• SET TASK: Print the listing in its entirety and exactly, leaving out images.

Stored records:
<<<<

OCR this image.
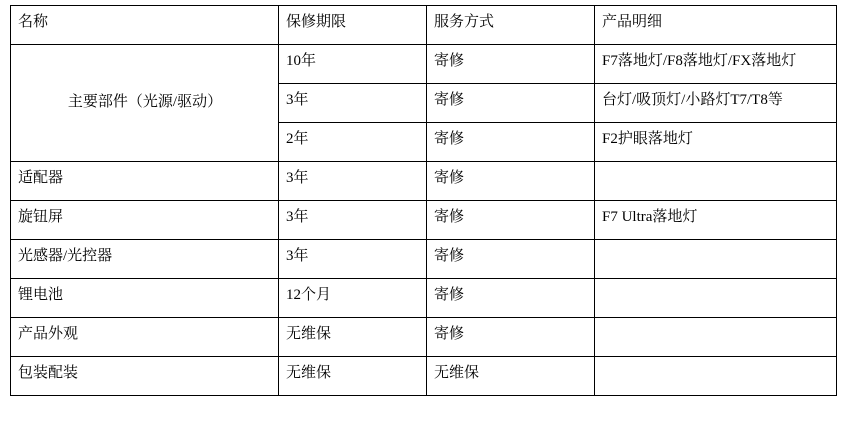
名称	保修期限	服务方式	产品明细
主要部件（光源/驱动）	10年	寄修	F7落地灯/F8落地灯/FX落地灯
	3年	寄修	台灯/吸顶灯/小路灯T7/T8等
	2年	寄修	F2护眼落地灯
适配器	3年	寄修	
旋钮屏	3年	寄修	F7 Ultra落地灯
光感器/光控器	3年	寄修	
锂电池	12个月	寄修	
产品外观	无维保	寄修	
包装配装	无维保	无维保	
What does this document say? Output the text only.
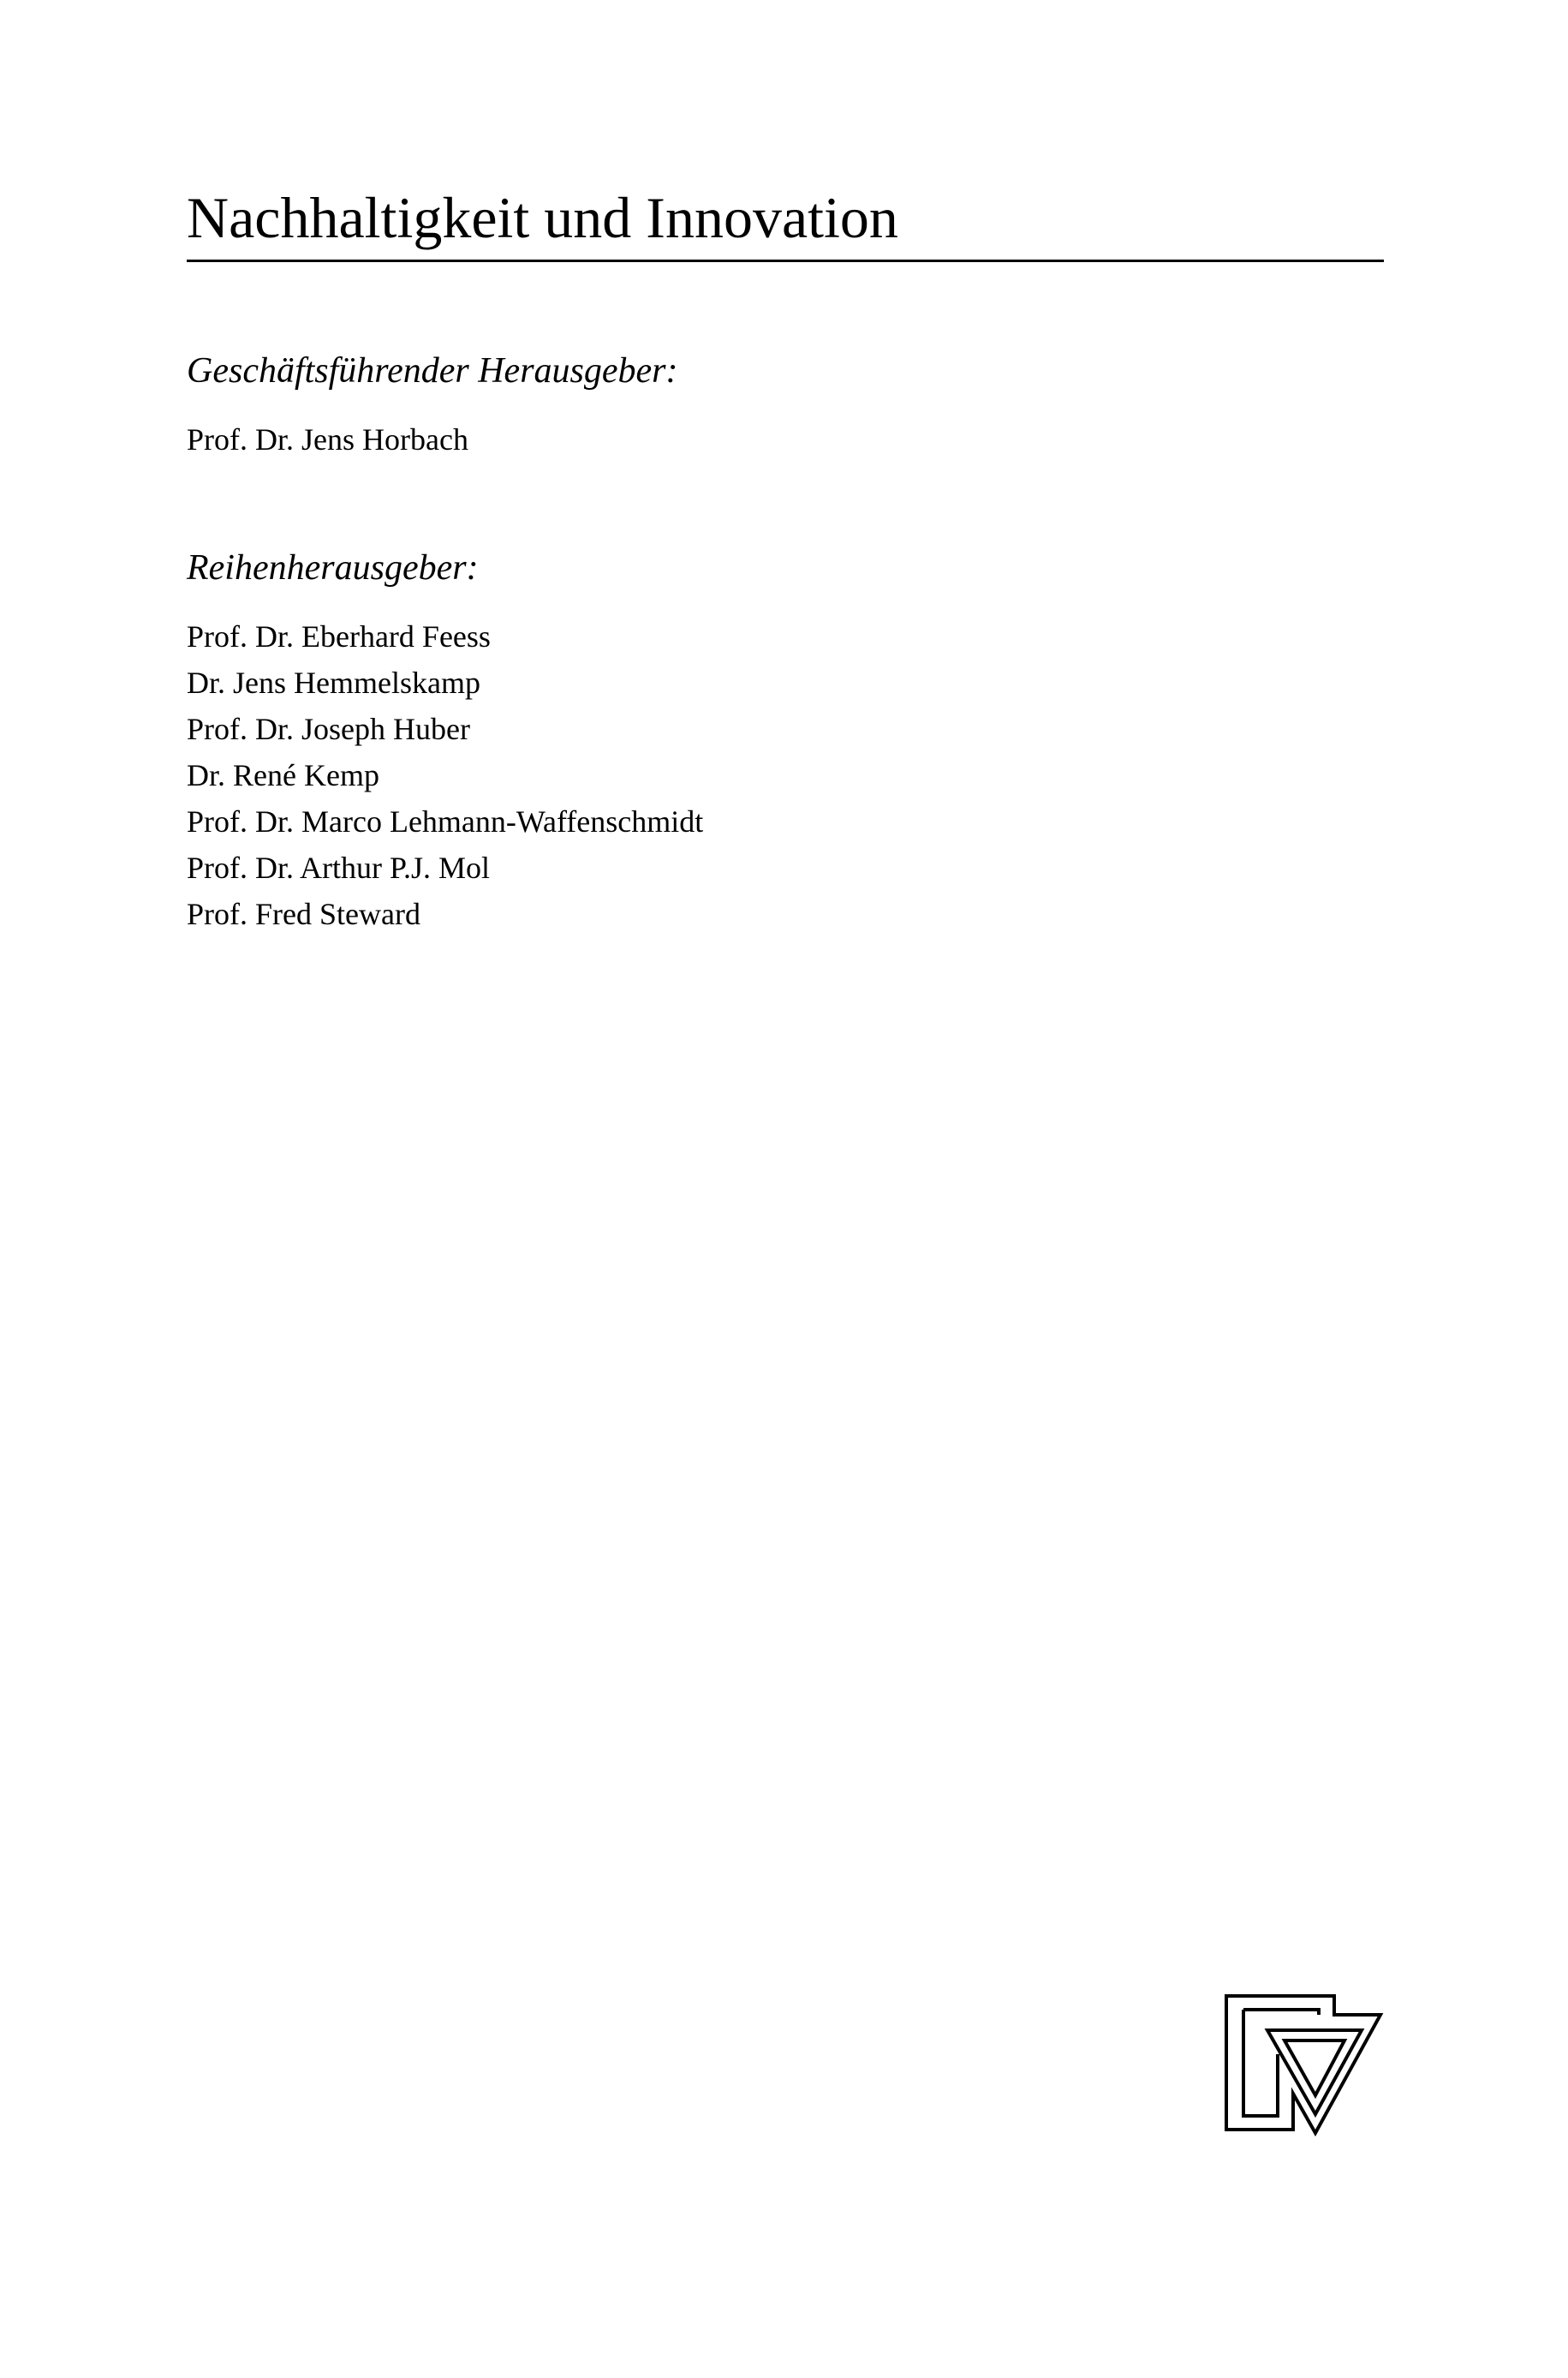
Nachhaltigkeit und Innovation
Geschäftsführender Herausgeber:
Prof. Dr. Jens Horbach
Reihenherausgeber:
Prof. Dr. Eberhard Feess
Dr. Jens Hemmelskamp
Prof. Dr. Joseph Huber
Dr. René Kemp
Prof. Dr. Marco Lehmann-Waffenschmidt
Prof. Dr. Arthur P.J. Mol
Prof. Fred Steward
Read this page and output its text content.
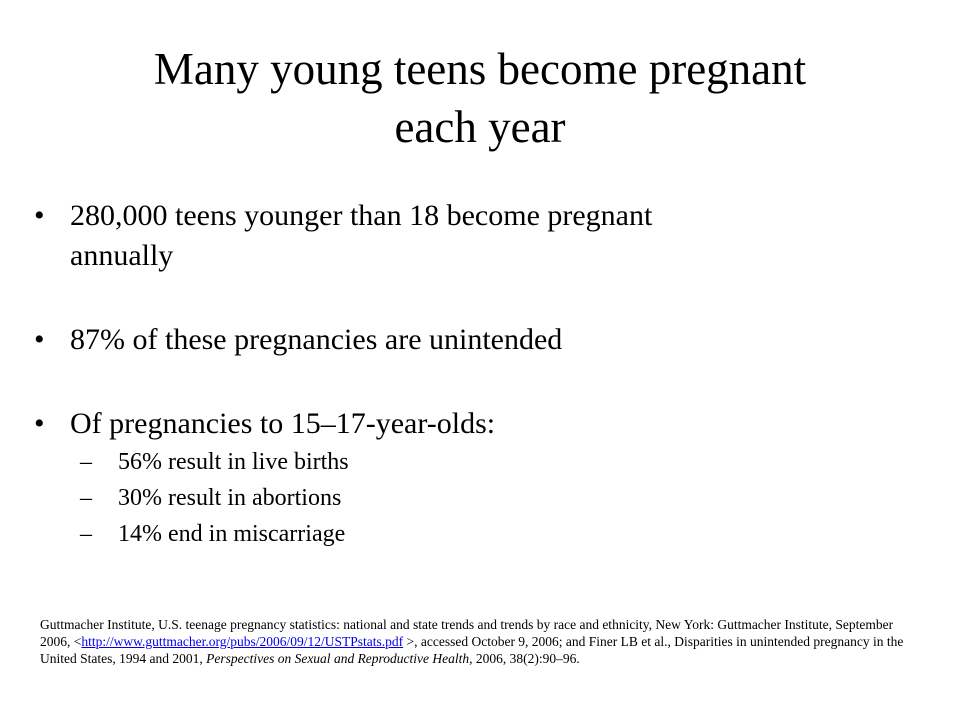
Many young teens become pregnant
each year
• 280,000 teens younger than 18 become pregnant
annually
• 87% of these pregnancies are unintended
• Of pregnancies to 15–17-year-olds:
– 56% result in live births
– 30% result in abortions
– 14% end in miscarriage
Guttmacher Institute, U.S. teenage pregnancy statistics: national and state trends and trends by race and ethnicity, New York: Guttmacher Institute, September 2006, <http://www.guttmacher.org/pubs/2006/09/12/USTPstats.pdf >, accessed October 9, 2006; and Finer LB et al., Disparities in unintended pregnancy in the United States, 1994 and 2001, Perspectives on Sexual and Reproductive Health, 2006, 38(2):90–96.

>>>>

• EXERCISE ANSWER:
OCR this image.
名称	保修期限	服务方式	产品明细
主要部件（光源/驱动）	10年	寄修	F7落地灯/F8落地灯/FX落地灯
	3年	寄修	台灯/吸顶灯/小路灯T7/T8等
	2年	寄修	F2护眼落地灯
适配器	3年	寄修	
旋钮屏	3年	寄修	F7 Ultra落地灯
光感器/光控器	3年	寄修	
锂电池	12个月	寄修	
产品外观	无维保	寄修	
包装配装	无维保	无维保	
What does this document say? Output the text only.
Nachhaltigkeit und Innovation
Geschäftsführender Herausgeber:
Prof. Dr. Jens Horbach
Reihenherausgeber:
Prof. Dr. Eberhard Feess
Dr. Jens Hemmelskamp
Prof. Dr. Joseph Huber
Dr. René Kemp
Prof. Dr. Marco Lehmann-Waffenschmidt
Prof. Dr. Arthur P.J. Mol
Prof. Fred Steward
Read this page and output its text content.
Many young teens become pregnant
each year
• 280,000 teens younger than 18 become pregnant
annually
• 87% of these pregnancies are unintended
• Of pregnancies to 15–17-year-olds:
– 56% result in live births
– 30% result in abortions
– 14% end in miscarriage
Guttmacher Institute, U.S. teenage pregnancy statistics: national and state trends and trends by race and ethnicity, New York: Guttmacher Institute, September 2006, <http://www.guttmacher.org/pubs/2006/09/12/USTPstats.pdf >, accessed October 9, 2006; and Finer LB et al., Disparities in unintended pregnancy in the United States, 1994 and 2001, Perspectives on Sexual and Reproductive Health, 2006, 38(2):90–96.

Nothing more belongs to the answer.